▶ _Problem to work on_
Among the records below, find each line that includes the string "Number" and copy it.

== Data to use

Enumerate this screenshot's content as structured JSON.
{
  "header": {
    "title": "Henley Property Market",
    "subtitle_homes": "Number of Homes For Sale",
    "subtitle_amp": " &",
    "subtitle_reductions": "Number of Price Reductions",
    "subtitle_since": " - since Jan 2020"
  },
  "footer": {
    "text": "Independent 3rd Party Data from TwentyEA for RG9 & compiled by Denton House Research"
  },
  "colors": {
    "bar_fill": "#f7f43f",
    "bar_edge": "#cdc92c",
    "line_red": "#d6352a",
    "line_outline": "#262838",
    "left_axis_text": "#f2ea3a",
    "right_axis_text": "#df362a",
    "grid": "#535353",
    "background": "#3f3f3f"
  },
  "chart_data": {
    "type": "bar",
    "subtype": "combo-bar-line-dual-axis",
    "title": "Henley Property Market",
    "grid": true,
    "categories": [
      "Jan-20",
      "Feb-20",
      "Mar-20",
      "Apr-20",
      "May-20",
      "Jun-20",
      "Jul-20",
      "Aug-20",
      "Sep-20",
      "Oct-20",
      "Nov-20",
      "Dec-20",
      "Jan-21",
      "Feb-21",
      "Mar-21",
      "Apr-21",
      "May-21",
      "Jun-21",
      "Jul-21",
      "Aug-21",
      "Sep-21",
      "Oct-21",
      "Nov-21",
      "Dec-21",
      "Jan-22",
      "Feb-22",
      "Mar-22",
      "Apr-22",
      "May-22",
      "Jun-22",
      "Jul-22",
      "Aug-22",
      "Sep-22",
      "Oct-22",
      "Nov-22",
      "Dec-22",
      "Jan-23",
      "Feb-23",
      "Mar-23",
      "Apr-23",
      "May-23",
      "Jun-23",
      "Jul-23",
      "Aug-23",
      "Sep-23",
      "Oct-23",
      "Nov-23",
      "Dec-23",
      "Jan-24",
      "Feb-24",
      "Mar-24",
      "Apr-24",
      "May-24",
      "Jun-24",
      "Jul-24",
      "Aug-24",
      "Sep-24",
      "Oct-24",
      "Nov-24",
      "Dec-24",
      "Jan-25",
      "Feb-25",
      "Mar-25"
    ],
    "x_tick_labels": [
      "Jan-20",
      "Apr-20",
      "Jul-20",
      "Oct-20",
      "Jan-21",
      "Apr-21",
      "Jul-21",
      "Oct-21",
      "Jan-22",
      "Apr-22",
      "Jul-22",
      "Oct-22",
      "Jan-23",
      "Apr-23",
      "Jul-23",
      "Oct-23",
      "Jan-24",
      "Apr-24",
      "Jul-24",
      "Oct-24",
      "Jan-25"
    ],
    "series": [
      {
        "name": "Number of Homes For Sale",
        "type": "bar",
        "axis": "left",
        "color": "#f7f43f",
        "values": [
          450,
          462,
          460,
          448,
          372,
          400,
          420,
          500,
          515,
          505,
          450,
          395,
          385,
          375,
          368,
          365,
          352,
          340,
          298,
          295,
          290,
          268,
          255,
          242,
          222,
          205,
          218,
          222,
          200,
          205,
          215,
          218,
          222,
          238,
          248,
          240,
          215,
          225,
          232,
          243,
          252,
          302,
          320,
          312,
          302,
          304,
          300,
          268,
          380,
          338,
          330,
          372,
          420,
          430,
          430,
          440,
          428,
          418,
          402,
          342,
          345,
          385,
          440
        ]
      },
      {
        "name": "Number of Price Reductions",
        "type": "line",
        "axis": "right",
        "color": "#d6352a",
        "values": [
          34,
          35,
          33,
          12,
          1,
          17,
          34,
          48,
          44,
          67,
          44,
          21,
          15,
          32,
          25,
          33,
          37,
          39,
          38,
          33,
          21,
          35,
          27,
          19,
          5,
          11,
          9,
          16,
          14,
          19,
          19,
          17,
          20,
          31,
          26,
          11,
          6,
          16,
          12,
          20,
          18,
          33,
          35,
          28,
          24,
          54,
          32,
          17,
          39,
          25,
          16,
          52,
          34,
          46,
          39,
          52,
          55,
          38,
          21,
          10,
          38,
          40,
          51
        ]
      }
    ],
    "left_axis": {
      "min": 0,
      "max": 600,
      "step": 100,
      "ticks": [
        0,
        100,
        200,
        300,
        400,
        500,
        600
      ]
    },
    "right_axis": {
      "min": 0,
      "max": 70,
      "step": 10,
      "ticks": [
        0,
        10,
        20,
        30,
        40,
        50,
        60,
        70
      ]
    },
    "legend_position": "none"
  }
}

====

▶ _Task solution_
    "subtitle_homes": "Number of Homes For Sale",
    "subtitle_reductions": "Number of Price Reductions",
        "name": "Number of Homes For Sale",
        "name": "Number of Price Reductions",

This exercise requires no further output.